**Goal of the exercise:**
Locate the lines of the listing below that hold "одежды", then copy each of them.

**Data for processing:**
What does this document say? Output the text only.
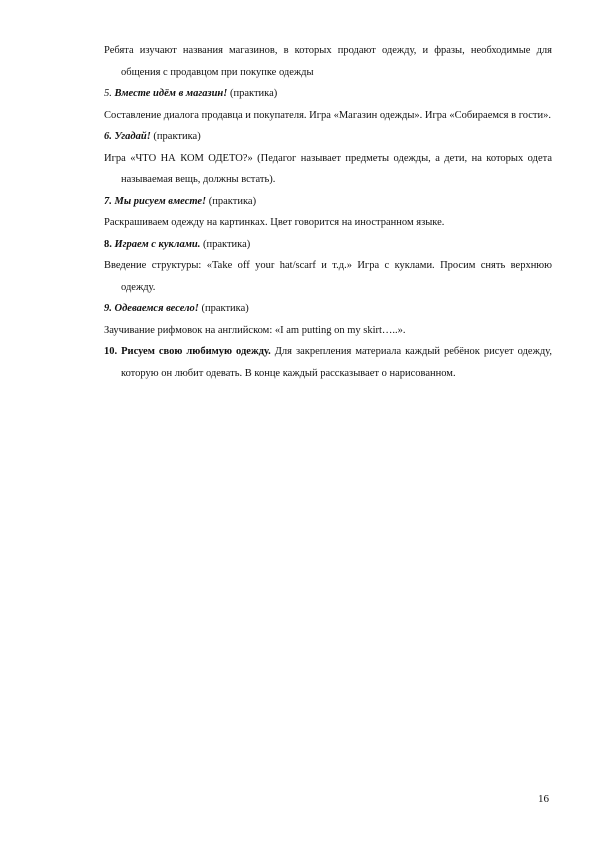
Ребята изучают названия магазинов, в которых продают одежду, и фразы, необходимые для общения с продавцом при покупке одежды

5. Вместе идём в магазин! (практика)

Составление диалога продавца и покупателя. Игра «Магазин одежды». Игра «Собираемся в гости».

6. Угадай! (практика)

Игра «ЧТО НА КОМ ОДЕТО?» (Педагог называет предметы одежды, а дети, на которых одета называемая вещь, должны встать).

7. Мы рисуем вместе! (практика)

Раскрашиваем одежду на картинках. Цвет говорится на иностранном языке.

8. Играем с куклами. (практика)

Введение структуры: «Take off your hat/scarf и т.д.» Игра с куклами. Просим снять верхнюю одежду.

9. Одеваемся весело! (практика)

Заучивание рифмовок на английском: «I am putting on my skirt…..».

10. Рисуем свою любимую одежду. Для закрепления материала каждый ребёнок рисует одежду, которую он любит одевать. В конце каждый рассказывает о нарисованном.

16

**Solution for this problem:**
Ребята изучают названия магазинов, в которых продают одежду, и фразы, необходимые для общения с продавцом при покупке одежды
Составление диалога продавца и покупателя. Игра «Магазин одежды». Игра «Собираемся в гости».
Игра «ЧТО НА КОМ ОДЕТО?» (Педагог называет предметы одежды, а дети, на которых одета называемая вещь, должны встать).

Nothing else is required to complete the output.